Challenge: Please rewrite every line of the listing below, renaming "y-tick-label" to "vertical-tick-label" and leaving everything else unchanged. Omit the pictures from your answer.
**** Supplied data
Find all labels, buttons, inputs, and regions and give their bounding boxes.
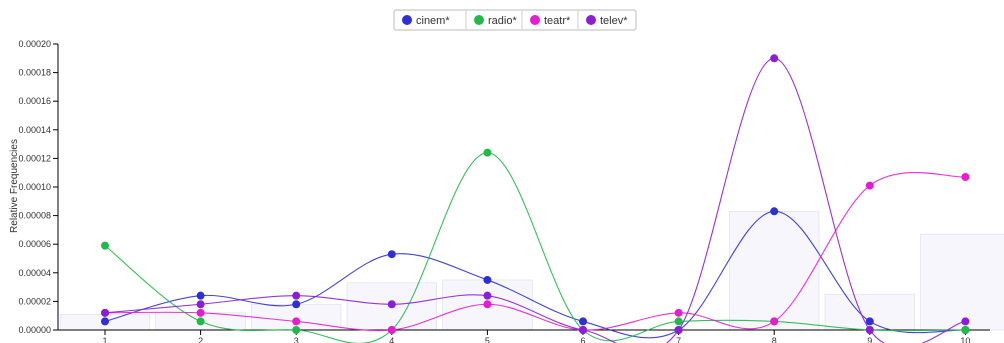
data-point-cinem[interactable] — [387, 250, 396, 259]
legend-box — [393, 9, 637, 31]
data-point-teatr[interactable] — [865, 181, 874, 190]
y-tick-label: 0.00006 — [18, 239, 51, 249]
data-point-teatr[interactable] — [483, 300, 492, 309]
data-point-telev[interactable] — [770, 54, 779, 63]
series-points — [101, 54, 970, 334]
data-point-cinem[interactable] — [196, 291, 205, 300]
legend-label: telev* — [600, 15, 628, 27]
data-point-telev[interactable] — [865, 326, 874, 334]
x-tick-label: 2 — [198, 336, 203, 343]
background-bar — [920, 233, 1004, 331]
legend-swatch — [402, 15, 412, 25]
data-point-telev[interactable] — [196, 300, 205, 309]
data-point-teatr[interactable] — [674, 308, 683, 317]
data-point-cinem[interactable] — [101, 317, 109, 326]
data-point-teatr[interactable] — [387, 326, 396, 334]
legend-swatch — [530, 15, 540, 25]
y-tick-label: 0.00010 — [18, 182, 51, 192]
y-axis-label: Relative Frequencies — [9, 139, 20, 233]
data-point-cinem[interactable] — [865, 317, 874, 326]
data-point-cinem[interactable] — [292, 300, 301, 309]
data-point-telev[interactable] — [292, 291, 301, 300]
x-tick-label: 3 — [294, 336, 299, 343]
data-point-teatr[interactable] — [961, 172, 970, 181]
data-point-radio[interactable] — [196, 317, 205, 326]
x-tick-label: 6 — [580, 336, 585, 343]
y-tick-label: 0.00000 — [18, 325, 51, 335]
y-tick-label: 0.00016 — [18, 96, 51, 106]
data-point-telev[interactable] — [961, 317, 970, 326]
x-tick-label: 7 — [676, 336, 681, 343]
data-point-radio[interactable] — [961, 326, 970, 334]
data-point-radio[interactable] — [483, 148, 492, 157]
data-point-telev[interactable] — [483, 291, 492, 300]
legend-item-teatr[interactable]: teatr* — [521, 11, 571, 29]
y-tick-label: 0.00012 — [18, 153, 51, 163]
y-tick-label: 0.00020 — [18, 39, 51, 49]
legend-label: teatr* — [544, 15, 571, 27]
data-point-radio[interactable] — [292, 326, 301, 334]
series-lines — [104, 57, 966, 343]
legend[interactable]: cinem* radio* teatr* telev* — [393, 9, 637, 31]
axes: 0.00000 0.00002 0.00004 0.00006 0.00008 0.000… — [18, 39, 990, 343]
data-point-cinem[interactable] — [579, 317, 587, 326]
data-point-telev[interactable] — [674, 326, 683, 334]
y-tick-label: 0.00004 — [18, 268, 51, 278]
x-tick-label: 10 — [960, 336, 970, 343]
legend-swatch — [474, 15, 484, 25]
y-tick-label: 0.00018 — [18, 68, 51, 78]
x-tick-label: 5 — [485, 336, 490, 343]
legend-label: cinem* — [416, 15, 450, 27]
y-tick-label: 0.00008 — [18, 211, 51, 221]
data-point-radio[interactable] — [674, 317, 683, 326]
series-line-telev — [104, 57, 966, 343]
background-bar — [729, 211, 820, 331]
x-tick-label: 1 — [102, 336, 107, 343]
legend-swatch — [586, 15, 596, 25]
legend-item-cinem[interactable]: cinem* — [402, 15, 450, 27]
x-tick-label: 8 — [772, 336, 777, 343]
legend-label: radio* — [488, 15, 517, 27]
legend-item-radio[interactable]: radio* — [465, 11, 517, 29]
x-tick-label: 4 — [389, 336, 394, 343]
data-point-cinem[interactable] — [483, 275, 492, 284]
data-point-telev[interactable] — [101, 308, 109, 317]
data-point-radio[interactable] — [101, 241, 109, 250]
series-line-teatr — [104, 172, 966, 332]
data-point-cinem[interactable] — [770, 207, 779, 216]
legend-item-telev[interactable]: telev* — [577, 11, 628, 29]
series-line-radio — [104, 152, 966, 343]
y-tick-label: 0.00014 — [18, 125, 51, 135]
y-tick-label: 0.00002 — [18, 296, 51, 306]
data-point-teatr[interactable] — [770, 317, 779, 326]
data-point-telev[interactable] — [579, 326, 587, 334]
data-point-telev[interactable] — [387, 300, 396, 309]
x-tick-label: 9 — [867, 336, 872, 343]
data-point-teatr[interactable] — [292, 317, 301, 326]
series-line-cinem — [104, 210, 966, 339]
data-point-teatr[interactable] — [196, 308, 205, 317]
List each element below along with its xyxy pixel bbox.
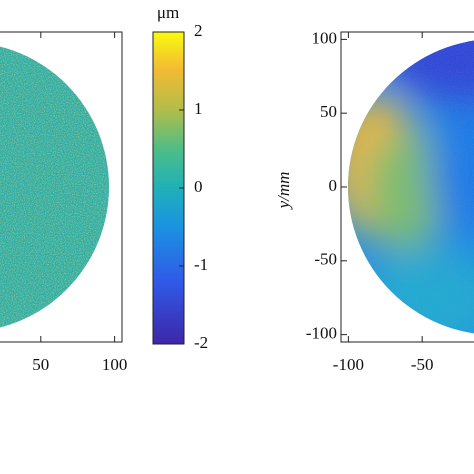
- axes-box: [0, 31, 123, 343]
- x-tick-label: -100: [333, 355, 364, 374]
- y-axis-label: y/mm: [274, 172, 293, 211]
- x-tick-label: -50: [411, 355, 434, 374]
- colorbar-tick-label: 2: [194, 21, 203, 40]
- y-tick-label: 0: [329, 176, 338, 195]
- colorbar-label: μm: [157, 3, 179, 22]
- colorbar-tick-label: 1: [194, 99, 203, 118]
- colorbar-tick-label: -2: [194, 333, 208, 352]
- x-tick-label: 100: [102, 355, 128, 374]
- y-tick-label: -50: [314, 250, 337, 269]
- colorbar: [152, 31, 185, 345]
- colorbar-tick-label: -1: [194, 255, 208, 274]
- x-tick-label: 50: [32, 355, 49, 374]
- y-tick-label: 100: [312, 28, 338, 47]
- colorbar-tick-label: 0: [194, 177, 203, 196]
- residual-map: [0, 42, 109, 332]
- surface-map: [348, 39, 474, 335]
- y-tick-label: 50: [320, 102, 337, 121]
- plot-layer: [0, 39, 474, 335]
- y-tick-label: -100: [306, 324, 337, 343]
********
Written answer:
Find all labels, buttons, inputs, and regions and give their bounding boxes.
data-point-cinem[interactable] — [387, 250, 396, 259]
legend-box — [393, 9, 637, 31]
data-point-teatr[interactable] — [865, 181, 874, 190]
vertical-tick-label: 0.00006 — [18, 239, 51, 249]
data-point-teatr[interactable] — [483, 300, 492, 309]
data-point-telev[interactable] — [770, 54, 779, 63]
series-points — [101, 54, 970, 334]
data-point-cinem[interactable] — [196, 291, 205, 300]
legend-label: telev* — [600, 15, 628, 27]
data-point-telev[interactable] — [865, 326, 874, 334]
x-tick-label: 2 — [198, 336, 203, 343]
background-bar — [920, 233, 1004, 331]
legend-swatch — [402, 15, 412, 25]
data-point-telev[interactable] — [196, 300, 205, 309]
data-point-teatr[interactable] — [674, 308, 683, 317]
data-point-cinem[interactable] — [101, 317, 109, 326]
data-point-teatr[interactable] — [387, 326, 396, 334]
legend-swatch — [530, 15, 540, 25]
vertical-tick-label: 0.00010 — [18, 182, 51, 192]
y-axis-label: Relative Frequencies — [9, 139, 20, 233]
data-point-cinem[interactable] — [865, 317, 874, 326]
data-point-cinem[interactable] — [292, 300, 301, 309]
data-point-telev[interactable] — [292, 291, 301, 300]
x-tick-label: 3 — [294, 336, 299, 343]
data-point-teatr[interactable] — [961, 172, 970, 181]
data-point-radio[interactable] — [196, 317, 205, 326]
x-tick-label: 6 — [580, 336, 585, 343]
vertical-tick-label: 0.00000 — [18, 325, 51, 335]
vertical-tick-label: 0.00016 — [18, 96, 51, 106]
data-point-telev[interactable] — [961, 317, 970, 326]
x-tick-label: 7 — [676, 336, 681, 343]
data-point-radio[interactable] — [961, 326, 970, 334]
data-point-radio[interactable] — [483, 148, 492, 157]
data-point-telev[interactable] — [483, 291, 492, 300]
legend-item-teatr[interactable]: teatr* — [521, 11, 571, 29]
vertical-tick-label: 0.00012 — [18, 153, 51, 163]
vertical-tick-label: 0.00020 — [18, 39, 51, 49]
legend-label: teatr* — [544, 15, 571, 27]
data-point-radio[interactable] — [292, 326, 301, 334]
series-lines — [104, 57, 966, 343]
legend[interactable]: cinem* radio* teatr* telev* — [393, 9, 637, 31]
axes: 0.00000 0.00002 0.00004 0.00006 0.00008 0.000… — [18, 39, 990, 343]
data-point-cinem[interactable] — [579, 317, 587, 326]
data-point-telev[interactable] — [674, 326, 683, 334]
vertical-tick-label: 0.00004 — [18, 268, 51, 278]
x-tick-label: 10 — [960, 336, 970, 343]
legend-swatch — [474, 15, 484, 25]
vertical-tick-label: 0.00018 — [18, 68, 51, 78]
x-tick-label: 5 — [485, 336, 490, 343]
legend-label: cinem* — [416, 15, 450, 27]
vertical-tick-label: 0.00008 — [18, 211, 51, 221]
data-point-radio[interactable] — [674, 317, 683, 326]
series-line-telev — [104, 57, 966, 343]
background-bar — [729, 211, 820, 331]
x-tick-label: 1 — [102, 336, 107, 343]
legend-swatch — [586, 15, 596, 25]
legend-item-cinem[interactable]: cinem* — [402, 15, 450, 27]
x-tick-label: 8 — [772, 336, 777, 343]
legend-label: radio* — [488, 15, 517, 27]
legend-item-radio[interactable]: radio* — [465, 11, 517, 29]
x-tick-label: 4 — [389, 336, 394, 343]
data-point-cinem[interactable] — [483, 275, 492, 284]
data-point-telev[interactable] — [101, 308, 109, 317]
data-point-radio[interactable] — [101, 241, 109, 250]
series-line-teatr — [104, 172, 966, 332]
data-point-cinem[interactable] — [770, 207, 779, 216]
legend-item-telev[interactable]: telev* — [577, 11, 628, 29]
series-line-radio — [104, 152, 966, 343]
vertical-tick-label: 0.00014 — [18, 125, 51, 135]
vertical-tick-label: 0.00002 — [18, 296, 51, 306]
data-point-teatr[interactable] — [770, 317, 779, 326]
data-point-telev[interactable] — [579, 326, 587, 334]
data-point-telev[interactable] — [387, 300, 396, 309]
x-tick-label: 9 — [867, 336, 872, 343]
data-point-teatr[interactable] — [292, 317, 301, 326]
series-line-cinem — [104, 210, 966, 339]
data-point-teatr[interactable] — [196, 308, 205, 317]
List each element below along with its xyxy pixel bbox.
- axes-box: [0, 31, 123, 343]
- x-tick-label: -100: [333, 355, 364, 374]
- y-axis-label: y/mm: [274, 172, 293, 211]
- x-tick-label: -50: [411, 355, 434, 374]
- colorbar-tick-label: 2: [194, 21, 203, 40]
- vertical-tick-label: 0: [329, 176, 338, 195]
- colorbar-label: μm: [157, 3, 179, 22]
- colorbar-tick-label: 1: [194, 99, 203, 118]
- colorbar-tick-label: -2: [194, 333, 208, 352]
- x-tick-label: 100: [102, 355, 128, 374]
- vertical-tick-label: -50: [314, 250, 337, 269]
- colorbar: [152, 31, 185, 345]
- colorbar-tick-label: -1: [194, 255, 208, 274]
- x-tick-label: 50: [32, 355, 49, 374]
- vertical-tick-label: 100: [312, 28, 338, 47]
- colorbar-tick-label: 0: [194, 177, 203, 196]
- residual-map: [0, 42, 109, 332]
- surface-map: [348, 39, 474, 335]
- vertical-tick-label: 50: [320, 102, 337, 121]
- plot-layer: [0, 39, 474, 335]
- vertical-tick-label: -100: [306, 324, 337, 343]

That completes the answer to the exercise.